begin ENTRIES SUPPLIED

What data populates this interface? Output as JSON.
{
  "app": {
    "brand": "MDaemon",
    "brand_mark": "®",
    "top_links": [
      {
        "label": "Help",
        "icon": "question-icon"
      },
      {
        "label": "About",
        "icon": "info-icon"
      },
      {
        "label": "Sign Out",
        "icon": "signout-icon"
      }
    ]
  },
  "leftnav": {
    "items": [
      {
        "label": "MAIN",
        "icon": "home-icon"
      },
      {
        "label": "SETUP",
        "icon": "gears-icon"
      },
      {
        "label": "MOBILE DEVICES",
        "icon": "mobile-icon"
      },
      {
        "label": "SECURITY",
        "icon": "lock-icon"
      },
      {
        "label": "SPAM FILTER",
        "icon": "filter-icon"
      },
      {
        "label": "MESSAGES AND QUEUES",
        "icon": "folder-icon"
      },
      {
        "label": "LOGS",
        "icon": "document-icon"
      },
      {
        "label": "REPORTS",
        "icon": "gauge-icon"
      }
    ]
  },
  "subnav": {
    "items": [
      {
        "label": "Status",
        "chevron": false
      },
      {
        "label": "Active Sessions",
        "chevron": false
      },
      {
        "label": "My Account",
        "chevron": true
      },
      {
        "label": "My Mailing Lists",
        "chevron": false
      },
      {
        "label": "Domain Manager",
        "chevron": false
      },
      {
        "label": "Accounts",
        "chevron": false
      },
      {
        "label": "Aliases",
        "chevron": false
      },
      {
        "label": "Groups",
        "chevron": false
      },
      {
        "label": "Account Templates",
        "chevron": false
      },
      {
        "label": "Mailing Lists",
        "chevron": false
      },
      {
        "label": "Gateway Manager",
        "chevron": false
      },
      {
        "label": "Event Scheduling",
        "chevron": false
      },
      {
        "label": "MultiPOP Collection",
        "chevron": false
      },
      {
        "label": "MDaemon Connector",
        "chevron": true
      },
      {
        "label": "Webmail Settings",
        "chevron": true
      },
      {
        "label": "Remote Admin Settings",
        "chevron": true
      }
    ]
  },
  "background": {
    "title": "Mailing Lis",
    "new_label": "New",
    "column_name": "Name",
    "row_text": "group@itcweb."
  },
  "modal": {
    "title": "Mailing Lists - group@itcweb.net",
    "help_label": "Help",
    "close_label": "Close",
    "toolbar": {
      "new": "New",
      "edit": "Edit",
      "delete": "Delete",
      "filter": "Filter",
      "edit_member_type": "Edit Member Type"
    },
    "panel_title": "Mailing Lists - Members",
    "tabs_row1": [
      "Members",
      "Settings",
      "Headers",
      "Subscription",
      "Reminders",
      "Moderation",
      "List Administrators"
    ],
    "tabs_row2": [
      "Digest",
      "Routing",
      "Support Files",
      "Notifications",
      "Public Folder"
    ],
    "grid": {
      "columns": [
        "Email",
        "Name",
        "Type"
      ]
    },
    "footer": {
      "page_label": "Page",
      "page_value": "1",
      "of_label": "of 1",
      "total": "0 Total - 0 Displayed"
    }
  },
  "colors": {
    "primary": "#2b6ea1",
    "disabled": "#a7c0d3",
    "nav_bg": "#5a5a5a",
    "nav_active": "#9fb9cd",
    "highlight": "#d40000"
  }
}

end ENTRIES SUPPLIED

▶ [GIVEN TASK] Look through the data above. Copy every line with the string "Manager" in it.

▶ [FINISHED TASK]
        "label": "Domain Manager",
        "label": "Gateway Manager",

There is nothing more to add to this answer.